Collected data:

======

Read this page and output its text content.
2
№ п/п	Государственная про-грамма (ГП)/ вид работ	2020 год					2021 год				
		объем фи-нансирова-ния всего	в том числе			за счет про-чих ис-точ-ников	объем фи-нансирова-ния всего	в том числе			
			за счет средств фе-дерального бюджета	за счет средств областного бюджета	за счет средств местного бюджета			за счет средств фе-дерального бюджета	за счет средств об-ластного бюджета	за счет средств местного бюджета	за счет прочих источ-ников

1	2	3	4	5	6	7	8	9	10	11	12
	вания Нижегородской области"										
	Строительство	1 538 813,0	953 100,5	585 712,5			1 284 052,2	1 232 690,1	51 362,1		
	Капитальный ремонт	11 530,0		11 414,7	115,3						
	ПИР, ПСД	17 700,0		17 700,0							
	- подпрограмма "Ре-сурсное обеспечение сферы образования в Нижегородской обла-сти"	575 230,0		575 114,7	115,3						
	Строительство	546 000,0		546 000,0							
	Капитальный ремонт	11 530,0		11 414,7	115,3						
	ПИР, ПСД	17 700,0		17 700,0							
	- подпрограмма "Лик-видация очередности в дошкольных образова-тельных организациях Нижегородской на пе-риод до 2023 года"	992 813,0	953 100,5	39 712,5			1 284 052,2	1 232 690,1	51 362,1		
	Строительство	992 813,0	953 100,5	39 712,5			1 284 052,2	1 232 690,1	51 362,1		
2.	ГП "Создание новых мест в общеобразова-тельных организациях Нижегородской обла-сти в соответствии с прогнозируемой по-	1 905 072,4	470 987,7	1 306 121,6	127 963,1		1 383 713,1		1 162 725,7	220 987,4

======

§ WHAT THE EXERCISE ASKS
Gather, from the listing above, every line carrying the word "Строительство".

§ RESULT BELOW
	Строительство	1 538 813,0	953 100,5	585 712,5			1 284 052,2	1 232 690,1	51 362,1		
	Строительство	546 000,0		546 000,0							
	Строительство	992 813,0	953 100,5	39 712,5			1 284 052,2	1 232 690,1	51 362,1		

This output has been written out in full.